MATERIAL PROVIDED:
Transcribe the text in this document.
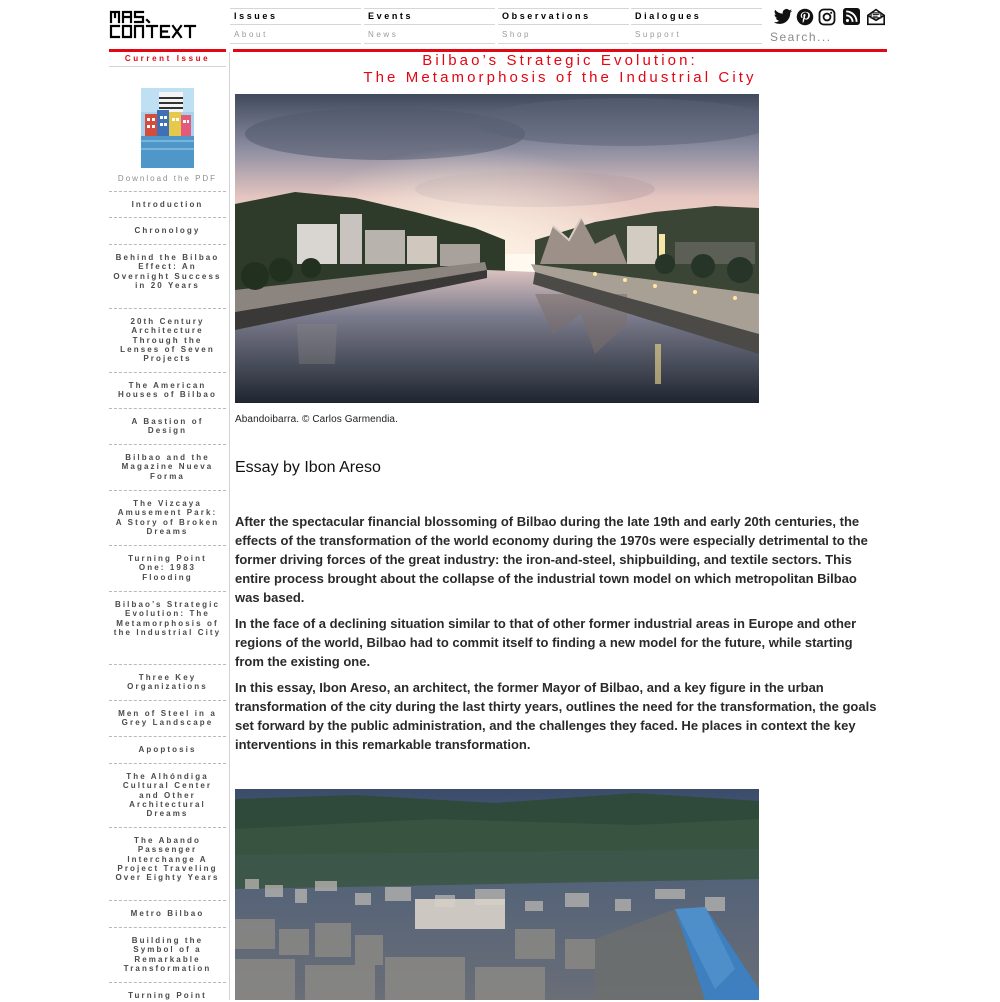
Issues
About
Events
News
Observations
Shop
Dialogues
Support
Search...
Current Issue
Download the PDF
Introduction
Chronology
Behind the Bilbao Effect: An Overnight Success in 20 Years
20th Century Architecture Through the Lenses of Seven Projects
The American Houses of Bilbao
A Bastion of Design
Bilbao and the Magazine Nueva Forma
The Vizcaya Amusement Park: A Story of Broken Dreams
Turning Point One: 1983 Flooding
Bilbao’s Strategic Evolution: The Metamorphosis of the Industrial City
Three Key Organizations
Men of Steel in a Grey Landscape
Apoptosis
The Alhóndiga Cultural Center and Other Architectural Dreams
The Abando Passenger Interchange A Project Traveling Over Eighty Years
Metro Bilbao
Building the Symbol of a Remarkable Transformation
Turning Point
Bilbao’s Strategic Evolution:
The Metamorphosis of the Industrial City
Abandoibarra. © Carlos Garmendia.
Essay by Ibon Areso

After the spectacular financial blossoming of Bilbao during the late 19th and early 20th centuries, the effects of the transformation of the world economy during the 1970s were especially detrimental to the former driving forces of the great industry: the iron-and-steel, shipbuilding, and textile sectors. This entire process brought about the collapse of the industrial town model on which metropolitan Bilbao was based.

In the face of a declining situation similar to that of other former industrial areas in Europe and other regions of the world, Bilbao had to commit itself to finding a new model for the future, while starting from the existing one.

In this essay, Ibon Areso, an architect, the former Mayor of Bilbao, and a key figure in the urban transformation of the city during the last thirty years, outlines the need for the transformation, the goals set forward by the public administration, and the challenges they faced. He places in context the key interventions in this remarkable transformation.
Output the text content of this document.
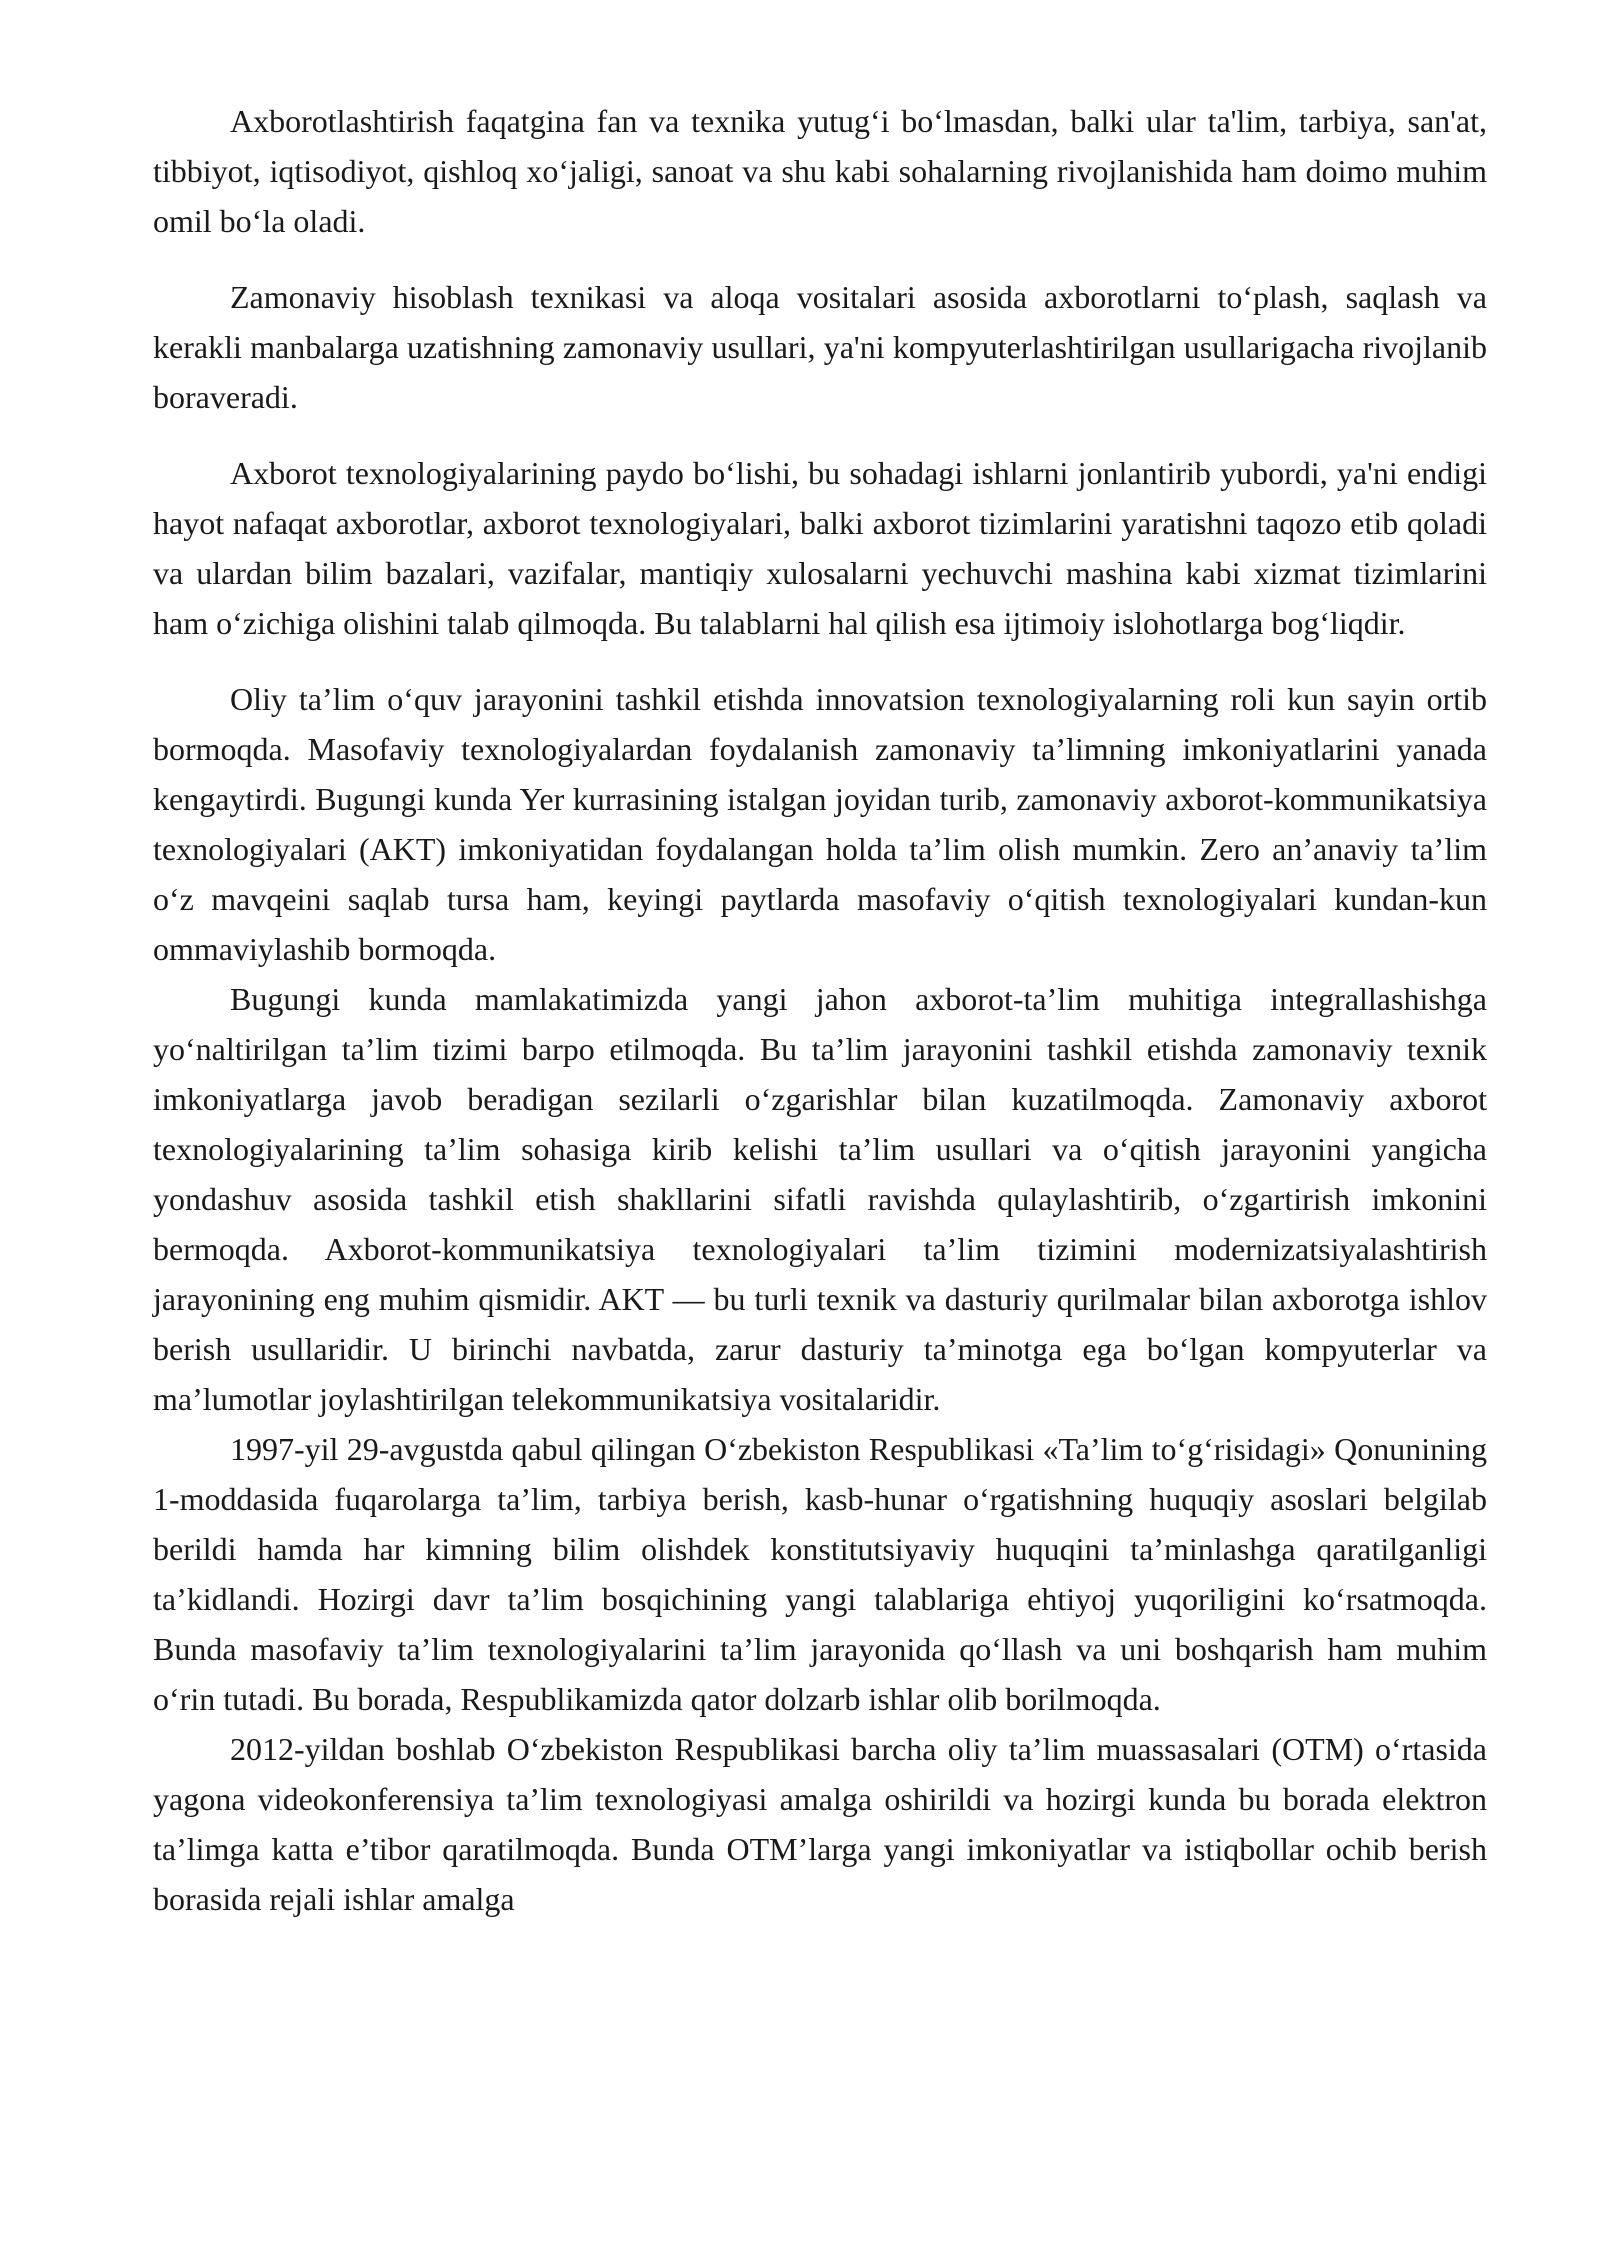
Axborotlashtirish faqatgina fan va texnika yutug‘i bo‘lmasdan, balki ular ta'lim, tarbiya, san'at, tibbiyot, iqtisodiyot, qishloq xo‘jaligi, sanoat va shu kabi sohalarning rivojlanishida ham doimo muhim omil bo‘la oladi.

Zamonaviy hisoblash texnikasi va aloqa vositalari asosida axborotlarni to‘plash, saqlash va kerakli manbalarga uzatishning zamonaviy usullari, ya'ni kompyuterlashtirilgan usullarigacha rivojlanib boraveradi.

Axborot texnologiyalarining paydo bo‘lishi, bu sohadagi ishlarni jonlantirib yubordi, ya'ni endigi hayot nafaqat axborotlar, axborot texnologiyalari, balki axborot tizimlarini yaratishni taqozo etib qoladi va ulardan bilim bazalari, vazifalar, mantiqiy xulosalarni yechuvchi mashina kabi xizmat tizimlarini ham o‘zichiga olishini talab qilmoqda. Bu talablarni hal qilish esa ijtimoiy islohotlarga bog‘liqdir.

Oliy ta’lim o‘quv jarayonini tashkil etishda innovatsion texnologiyalarning roli kun sayin ortib bormoqda. Masofaviy texnologiyalardan foydalanish zamonaviy ta’limning imkoniyatlarini yanada kengaytirdi. Bugungi kunda Yer kurrasining istalgan joyidan turib, zamonaviy axborot-kommunikatsiya texnologiyalari (AKT) imkoniyatidan foydalangan holda ta’lim olish mumkin. Zero an’anaviy ta’lim o‘z mavqeini saqlab tursa ham, keyingi paytlarda masofaviy o‘qitish texnologiyalari kundan-kun ommaviylashib bormoqda.

Bugungi kunda mamlakatimizda yangi jahon axborot-ta’lim muhitiga integrallashishga yo‘naltirilgan ta’lim tizimi barpo etilmoqda. Bu ta’lim jarayonini tashkil etishda zamonaviy texnik imkoniyatlarga javob beradigan sezilarli o‘zgarishlar bilan kuzatilmoqda. Zamonaviy axborot texnologiyalarining ta’lim sohasiga kirib kelishi ta’lim usullari va o‘qitish jarayonini yangicha yondashuv asosida tashkil etish shakllarini sifatli ravishda qulaylashtirib, o‘zgartirish imkonini bermoqda. Axborot-kommunikatsiya texnologiyalari ta’lim tizimini modernizatsiyalashtirish jarayonining eng muhim qismidir. AKT — bu turli texnik va dasturiy qurilmalar bilan axborotga ishlov berish usullaridir. U birinchi navbatda, zarur dasturiy ta’minotga ega bo‘lgan kompyuterlar va ma’lumotlar joylashtirilgan telekommunikatsiya vositalaridir.

1997-yil 29-avgustda qabul qilingan O‘zbekiston Respublikasi «Ta’lim to‘g‘risidagi» Qonunining 1-moddasida fuqarolarga ta’lim, tarbiya berish, kasb-hunar o‘rgatishning huquqiy asoslari belgilab berildi hamda har kimning bilim olishdek konstitutsiyaviy huquqini ta’minlashga qaratilganligi ta’kidlandi. Hozirgi davr ta’lim bosqichining yangi talablariga ehtiyoj yuqoriligini ko‘rsatmoqda. Bunda masofaviy ta’lim texnologiyalarini ta’lim jarayonida qo‘llash va uni boshqarish ham muhim o‘rin tutadi. Bu borada, Respublikamizda qator dolzarb ishlar olib borilmoqda.

2012-yildan boshlab O‘zbekiston Respublikasi barcha oliy ta’lim muassasalari (OTM) o‘rtasida yagona videokonferensiya ta’lim texnologiyasi amalga oshirildi va hozirgi kunda bu borada elektron ta’limga katta e’tibor qaratilmoqda. Bunda OTM’larga yangi imkoniyatlar va istiqbollar ochib berish borasida rejali ishlar amalga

SHORT EXERCISE:
What is the number of lines in this listing that contain the word "Evolution"? Answer with that number and nothing else.

WRITTEN REPLY:
2